# Problem
Only lines holding the string "bootable" are wanted; copy each one from the material.

# Data to process

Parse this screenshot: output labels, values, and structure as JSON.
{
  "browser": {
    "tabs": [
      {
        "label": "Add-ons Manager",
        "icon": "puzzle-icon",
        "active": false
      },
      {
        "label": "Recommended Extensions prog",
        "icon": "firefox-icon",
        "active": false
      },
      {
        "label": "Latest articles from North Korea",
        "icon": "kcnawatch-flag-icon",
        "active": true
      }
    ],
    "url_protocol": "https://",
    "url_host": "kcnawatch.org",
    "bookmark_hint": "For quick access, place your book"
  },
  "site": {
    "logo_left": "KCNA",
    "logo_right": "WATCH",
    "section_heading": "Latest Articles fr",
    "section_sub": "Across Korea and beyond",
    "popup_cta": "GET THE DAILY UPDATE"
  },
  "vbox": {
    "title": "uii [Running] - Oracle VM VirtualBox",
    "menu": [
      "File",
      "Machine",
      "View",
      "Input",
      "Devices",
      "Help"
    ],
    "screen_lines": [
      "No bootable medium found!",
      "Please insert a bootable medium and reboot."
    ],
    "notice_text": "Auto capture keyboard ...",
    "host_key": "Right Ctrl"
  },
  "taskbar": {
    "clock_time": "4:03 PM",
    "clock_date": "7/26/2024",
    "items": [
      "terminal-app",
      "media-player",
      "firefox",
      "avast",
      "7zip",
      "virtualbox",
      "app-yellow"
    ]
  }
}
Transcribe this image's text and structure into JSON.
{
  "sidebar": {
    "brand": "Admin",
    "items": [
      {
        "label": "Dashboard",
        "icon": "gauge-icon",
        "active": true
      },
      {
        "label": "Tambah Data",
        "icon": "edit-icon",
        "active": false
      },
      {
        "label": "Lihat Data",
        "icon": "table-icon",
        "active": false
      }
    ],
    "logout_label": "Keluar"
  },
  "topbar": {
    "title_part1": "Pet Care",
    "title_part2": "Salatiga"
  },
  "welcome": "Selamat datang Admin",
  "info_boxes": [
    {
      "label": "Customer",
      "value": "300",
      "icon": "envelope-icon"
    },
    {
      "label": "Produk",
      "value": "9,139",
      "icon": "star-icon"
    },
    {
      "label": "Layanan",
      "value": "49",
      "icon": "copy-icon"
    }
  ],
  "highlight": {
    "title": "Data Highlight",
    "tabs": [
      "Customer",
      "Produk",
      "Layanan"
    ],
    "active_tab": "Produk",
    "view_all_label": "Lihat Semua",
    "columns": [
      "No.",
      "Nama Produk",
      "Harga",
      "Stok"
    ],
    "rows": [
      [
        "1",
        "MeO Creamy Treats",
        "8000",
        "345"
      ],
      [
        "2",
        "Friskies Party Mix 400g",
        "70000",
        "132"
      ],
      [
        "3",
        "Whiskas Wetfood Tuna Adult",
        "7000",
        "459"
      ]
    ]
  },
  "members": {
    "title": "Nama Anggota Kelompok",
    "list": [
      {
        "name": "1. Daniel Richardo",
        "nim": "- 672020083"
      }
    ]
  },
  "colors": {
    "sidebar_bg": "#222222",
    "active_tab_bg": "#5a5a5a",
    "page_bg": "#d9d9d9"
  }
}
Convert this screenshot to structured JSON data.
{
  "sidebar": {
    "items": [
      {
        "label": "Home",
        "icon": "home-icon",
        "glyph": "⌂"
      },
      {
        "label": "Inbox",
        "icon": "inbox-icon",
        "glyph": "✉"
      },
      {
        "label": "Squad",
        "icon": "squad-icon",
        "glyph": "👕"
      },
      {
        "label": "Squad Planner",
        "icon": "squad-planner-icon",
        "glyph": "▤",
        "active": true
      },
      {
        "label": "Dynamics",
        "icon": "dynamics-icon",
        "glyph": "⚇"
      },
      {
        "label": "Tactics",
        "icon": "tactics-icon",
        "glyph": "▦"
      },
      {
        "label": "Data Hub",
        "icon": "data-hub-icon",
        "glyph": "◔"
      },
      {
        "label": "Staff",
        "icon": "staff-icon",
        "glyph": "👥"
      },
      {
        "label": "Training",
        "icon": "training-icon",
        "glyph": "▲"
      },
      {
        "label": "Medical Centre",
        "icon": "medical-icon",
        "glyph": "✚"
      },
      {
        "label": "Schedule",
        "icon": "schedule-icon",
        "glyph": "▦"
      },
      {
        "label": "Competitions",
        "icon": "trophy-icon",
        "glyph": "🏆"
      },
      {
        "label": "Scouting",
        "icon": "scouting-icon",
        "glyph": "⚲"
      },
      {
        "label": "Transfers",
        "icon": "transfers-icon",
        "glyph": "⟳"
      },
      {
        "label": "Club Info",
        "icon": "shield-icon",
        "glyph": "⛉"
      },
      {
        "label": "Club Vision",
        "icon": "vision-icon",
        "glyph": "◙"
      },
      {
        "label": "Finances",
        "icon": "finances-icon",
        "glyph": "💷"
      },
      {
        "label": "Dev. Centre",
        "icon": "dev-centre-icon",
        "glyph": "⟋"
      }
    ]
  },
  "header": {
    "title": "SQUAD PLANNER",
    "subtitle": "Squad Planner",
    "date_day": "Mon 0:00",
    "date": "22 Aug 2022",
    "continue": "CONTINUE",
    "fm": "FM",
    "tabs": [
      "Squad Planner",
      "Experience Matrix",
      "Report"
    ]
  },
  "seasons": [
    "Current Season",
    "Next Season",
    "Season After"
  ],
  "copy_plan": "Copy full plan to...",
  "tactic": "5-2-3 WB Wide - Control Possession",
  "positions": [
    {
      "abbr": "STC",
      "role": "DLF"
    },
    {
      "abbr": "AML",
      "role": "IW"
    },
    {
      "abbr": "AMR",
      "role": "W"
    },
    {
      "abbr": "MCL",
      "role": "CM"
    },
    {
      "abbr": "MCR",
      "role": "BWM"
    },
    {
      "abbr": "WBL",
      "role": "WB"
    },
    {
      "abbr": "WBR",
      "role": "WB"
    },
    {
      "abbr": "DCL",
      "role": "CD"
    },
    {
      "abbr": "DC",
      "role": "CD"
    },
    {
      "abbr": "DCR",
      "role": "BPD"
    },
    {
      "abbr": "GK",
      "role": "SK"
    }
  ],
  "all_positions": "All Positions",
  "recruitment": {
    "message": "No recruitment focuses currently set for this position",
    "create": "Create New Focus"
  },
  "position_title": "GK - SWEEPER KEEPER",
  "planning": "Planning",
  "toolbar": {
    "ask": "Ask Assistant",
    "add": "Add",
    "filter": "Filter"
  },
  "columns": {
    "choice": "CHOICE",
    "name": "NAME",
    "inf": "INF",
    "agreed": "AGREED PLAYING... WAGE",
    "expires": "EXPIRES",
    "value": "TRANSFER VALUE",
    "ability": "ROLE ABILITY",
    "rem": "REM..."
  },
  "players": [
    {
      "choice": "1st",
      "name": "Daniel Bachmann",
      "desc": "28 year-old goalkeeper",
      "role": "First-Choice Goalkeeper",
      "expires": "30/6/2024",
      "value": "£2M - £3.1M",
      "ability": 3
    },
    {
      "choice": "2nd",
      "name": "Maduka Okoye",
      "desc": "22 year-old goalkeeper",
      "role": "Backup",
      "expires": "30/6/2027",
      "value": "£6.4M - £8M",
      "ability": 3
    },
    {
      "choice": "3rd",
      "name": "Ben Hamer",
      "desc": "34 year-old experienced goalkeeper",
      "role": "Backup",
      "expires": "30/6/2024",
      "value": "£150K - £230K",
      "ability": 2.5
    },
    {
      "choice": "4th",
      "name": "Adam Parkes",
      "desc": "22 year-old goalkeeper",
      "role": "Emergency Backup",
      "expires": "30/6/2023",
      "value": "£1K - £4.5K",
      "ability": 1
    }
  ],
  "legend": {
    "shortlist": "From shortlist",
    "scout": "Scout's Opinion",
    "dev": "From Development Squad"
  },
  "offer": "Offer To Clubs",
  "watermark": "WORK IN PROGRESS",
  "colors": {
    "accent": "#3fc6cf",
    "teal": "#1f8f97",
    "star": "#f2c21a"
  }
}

# The response
      "No bootable medium found!",
      "Please insert a bootable medium and reboot."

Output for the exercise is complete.